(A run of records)
--
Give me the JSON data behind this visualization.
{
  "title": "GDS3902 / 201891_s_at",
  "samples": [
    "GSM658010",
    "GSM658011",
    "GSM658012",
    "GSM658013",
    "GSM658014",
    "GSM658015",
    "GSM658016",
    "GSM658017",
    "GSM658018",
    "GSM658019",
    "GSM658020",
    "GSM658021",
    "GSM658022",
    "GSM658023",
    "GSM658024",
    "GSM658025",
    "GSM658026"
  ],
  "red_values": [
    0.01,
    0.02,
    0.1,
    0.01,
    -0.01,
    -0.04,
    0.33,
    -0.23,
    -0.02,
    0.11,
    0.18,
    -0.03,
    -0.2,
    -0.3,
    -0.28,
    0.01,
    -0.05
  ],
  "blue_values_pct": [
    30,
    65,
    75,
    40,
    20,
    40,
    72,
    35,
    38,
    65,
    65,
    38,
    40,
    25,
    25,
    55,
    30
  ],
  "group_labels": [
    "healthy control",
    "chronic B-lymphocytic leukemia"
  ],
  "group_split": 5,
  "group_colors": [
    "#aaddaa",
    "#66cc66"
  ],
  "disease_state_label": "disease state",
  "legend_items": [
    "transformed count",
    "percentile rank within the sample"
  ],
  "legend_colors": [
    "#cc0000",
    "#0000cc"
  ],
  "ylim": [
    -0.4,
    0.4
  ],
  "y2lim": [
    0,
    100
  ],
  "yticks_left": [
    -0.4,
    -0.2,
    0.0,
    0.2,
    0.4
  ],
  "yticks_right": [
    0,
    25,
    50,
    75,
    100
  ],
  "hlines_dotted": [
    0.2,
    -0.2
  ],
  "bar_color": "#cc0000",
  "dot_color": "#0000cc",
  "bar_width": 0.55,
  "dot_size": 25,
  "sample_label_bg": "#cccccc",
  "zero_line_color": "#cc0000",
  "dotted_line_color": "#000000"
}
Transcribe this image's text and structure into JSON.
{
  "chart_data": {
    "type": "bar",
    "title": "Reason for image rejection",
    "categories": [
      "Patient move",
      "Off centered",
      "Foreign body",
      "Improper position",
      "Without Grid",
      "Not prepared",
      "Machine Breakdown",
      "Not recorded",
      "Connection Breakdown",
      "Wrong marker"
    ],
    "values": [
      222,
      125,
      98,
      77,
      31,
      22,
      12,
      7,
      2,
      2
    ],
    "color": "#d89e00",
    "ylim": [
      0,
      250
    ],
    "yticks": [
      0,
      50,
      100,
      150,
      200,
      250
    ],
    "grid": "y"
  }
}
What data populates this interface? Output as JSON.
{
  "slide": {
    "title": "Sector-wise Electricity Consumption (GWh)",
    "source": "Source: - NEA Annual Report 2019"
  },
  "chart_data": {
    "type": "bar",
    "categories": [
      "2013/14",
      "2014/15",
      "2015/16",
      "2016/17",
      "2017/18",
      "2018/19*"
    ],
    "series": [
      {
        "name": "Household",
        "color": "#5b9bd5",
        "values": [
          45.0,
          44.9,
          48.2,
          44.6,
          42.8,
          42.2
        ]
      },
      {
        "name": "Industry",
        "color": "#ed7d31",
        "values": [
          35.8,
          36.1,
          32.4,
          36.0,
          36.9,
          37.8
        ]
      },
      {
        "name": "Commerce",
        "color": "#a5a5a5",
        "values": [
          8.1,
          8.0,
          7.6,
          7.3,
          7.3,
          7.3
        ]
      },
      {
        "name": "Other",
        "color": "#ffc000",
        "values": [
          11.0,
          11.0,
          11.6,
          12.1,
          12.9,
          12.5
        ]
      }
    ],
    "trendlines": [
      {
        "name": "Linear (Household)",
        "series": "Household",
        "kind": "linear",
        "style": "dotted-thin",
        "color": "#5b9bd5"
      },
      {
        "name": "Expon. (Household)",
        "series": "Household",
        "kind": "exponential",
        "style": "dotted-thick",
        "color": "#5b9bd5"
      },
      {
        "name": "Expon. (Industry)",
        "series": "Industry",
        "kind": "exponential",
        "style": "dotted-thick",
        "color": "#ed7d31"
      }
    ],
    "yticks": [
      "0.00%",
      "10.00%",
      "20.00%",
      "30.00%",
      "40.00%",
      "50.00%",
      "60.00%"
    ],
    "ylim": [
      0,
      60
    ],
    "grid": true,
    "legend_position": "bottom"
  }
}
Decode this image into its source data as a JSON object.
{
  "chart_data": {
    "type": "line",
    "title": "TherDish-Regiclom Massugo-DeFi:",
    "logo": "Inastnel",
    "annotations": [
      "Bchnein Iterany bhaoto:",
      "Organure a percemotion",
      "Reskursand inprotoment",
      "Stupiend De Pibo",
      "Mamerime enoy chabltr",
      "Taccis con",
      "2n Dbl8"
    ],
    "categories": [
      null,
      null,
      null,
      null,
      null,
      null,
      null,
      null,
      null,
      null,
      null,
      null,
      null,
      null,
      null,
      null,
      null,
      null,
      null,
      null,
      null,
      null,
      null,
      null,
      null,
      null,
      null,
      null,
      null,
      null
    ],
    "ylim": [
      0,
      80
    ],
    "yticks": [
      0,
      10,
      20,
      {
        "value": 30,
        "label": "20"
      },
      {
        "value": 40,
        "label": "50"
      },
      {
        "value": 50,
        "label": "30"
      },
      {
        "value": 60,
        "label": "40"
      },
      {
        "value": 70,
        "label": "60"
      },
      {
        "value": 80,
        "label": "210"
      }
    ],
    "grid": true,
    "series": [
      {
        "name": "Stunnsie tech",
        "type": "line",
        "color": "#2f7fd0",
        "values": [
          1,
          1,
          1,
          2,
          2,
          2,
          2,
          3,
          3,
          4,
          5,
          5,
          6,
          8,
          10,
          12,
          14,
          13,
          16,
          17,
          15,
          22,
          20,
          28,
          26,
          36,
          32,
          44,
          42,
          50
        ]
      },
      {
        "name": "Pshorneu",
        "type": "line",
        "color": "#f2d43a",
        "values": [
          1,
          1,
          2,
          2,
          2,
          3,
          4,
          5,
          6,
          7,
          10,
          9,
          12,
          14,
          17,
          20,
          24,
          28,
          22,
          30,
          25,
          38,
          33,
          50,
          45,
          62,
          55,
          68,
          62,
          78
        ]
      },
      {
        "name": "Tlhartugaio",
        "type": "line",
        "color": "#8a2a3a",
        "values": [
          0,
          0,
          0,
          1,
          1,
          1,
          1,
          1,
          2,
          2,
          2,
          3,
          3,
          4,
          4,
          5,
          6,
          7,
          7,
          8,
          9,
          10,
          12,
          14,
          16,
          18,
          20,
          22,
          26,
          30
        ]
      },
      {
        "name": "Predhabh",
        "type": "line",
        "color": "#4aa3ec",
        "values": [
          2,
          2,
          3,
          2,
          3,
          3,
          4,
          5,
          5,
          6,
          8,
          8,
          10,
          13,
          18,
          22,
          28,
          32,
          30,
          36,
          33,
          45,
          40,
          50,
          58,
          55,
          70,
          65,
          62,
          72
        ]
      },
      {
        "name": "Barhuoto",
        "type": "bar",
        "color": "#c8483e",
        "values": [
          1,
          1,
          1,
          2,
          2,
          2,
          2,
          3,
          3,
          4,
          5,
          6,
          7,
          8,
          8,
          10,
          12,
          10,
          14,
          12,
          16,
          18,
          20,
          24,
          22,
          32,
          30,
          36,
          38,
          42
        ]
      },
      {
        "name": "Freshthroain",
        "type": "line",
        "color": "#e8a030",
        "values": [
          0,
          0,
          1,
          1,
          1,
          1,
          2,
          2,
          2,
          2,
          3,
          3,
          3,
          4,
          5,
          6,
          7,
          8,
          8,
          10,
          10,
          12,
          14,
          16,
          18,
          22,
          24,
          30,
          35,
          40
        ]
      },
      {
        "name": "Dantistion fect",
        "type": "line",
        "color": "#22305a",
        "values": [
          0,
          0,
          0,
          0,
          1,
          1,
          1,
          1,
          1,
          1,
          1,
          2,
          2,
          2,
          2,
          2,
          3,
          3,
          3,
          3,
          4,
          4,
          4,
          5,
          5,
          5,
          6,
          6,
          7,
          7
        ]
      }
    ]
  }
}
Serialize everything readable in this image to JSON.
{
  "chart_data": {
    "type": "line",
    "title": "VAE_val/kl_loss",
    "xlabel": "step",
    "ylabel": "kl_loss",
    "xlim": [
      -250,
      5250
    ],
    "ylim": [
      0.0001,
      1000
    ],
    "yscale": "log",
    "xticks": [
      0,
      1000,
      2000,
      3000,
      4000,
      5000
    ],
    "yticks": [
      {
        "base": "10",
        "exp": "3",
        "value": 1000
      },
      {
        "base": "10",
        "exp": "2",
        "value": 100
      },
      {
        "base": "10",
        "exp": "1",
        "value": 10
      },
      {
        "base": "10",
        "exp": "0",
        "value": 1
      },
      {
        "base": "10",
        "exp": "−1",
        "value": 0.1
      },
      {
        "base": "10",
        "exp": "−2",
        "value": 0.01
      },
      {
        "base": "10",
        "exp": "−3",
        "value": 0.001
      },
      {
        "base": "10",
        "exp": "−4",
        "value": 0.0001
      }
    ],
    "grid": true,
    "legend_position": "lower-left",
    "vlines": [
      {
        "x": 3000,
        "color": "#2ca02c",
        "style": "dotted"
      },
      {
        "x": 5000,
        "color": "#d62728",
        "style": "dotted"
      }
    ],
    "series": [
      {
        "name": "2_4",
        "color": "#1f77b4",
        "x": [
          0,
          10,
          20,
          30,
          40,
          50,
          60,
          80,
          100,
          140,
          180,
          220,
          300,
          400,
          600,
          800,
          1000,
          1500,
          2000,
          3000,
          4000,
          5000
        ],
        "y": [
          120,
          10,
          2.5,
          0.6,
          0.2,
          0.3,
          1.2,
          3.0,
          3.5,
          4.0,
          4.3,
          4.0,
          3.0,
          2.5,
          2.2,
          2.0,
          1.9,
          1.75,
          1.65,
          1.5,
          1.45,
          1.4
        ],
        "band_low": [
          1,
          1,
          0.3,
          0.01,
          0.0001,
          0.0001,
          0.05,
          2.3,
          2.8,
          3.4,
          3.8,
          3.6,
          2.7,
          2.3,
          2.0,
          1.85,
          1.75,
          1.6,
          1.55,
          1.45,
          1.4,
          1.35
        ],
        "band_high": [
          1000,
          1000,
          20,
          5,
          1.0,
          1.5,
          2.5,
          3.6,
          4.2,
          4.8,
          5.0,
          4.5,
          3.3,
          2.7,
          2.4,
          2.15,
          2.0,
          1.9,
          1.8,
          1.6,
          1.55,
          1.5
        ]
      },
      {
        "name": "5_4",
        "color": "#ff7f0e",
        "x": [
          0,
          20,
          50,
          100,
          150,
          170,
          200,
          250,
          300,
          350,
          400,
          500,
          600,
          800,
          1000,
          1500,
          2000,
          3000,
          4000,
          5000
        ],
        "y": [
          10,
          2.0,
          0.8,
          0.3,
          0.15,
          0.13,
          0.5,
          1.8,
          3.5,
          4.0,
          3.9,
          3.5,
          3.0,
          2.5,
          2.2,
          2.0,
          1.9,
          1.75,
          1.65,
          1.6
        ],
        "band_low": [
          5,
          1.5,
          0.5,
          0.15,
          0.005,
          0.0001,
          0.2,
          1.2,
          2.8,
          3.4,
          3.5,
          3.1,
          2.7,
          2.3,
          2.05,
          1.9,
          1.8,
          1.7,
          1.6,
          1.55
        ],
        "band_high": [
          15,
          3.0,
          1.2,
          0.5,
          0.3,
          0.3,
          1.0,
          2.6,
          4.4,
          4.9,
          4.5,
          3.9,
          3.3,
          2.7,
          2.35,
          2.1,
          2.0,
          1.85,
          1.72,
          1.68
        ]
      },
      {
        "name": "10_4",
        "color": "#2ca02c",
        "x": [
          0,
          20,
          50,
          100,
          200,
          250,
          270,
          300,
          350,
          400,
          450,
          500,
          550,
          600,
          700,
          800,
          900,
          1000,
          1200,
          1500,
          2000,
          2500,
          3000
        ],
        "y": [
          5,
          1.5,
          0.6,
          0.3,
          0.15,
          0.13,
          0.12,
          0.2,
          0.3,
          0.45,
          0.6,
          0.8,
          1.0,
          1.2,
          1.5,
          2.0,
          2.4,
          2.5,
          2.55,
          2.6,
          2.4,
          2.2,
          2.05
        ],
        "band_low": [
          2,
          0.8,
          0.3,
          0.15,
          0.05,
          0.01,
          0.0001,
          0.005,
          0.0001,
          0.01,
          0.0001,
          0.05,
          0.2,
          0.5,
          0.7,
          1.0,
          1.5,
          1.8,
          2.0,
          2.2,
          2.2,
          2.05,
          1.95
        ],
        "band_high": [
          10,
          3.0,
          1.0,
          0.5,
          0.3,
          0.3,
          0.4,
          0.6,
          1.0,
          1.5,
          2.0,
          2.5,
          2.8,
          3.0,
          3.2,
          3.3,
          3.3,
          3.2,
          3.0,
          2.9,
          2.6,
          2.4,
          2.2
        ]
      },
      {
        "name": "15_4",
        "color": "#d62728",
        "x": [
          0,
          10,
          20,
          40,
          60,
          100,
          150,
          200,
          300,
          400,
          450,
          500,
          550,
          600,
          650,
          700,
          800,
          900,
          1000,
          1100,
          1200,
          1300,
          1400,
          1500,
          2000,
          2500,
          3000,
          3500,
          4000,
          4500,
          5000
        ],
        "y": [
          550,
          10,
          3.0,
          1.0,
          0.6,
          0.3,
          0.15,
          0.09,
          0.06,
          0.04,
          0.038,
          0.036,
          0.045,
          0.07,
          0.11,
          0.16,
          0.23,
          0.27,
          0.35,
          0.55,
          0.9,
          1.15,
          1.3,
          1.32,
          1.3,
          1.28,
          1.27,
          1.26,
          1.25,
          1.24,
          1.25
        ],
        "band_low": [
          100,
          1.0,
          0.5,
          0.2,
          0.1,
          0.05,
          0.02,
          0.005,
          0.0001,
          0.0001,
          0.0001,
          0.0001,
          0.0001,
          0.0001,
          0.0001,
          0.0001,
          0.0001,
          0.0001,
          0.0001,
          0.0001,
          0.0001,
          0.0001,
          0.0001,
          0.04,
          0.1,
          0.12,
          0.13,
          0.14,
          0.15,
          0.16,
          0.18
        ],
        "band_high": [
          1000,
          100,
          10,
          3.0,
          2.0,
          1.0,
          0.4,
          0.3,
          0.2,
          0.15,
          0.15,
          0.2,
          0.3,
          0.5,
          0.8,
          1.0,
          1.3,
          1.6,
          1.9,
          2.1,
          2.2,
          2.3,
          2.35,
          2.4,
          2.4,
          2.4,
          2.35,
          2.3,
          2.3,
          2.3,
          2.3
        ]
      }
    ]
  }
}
--
Set exercise
Find all lines with "this" in them and copy each one.

Result of the task
Give me the JSON data behind this visualization.
Transcribe this image's text and structure into JSON.
What data populates this interface? Output as JSON.
Decode this image into its source data as a JSON object.
Serialize everything readable in this image to JSON.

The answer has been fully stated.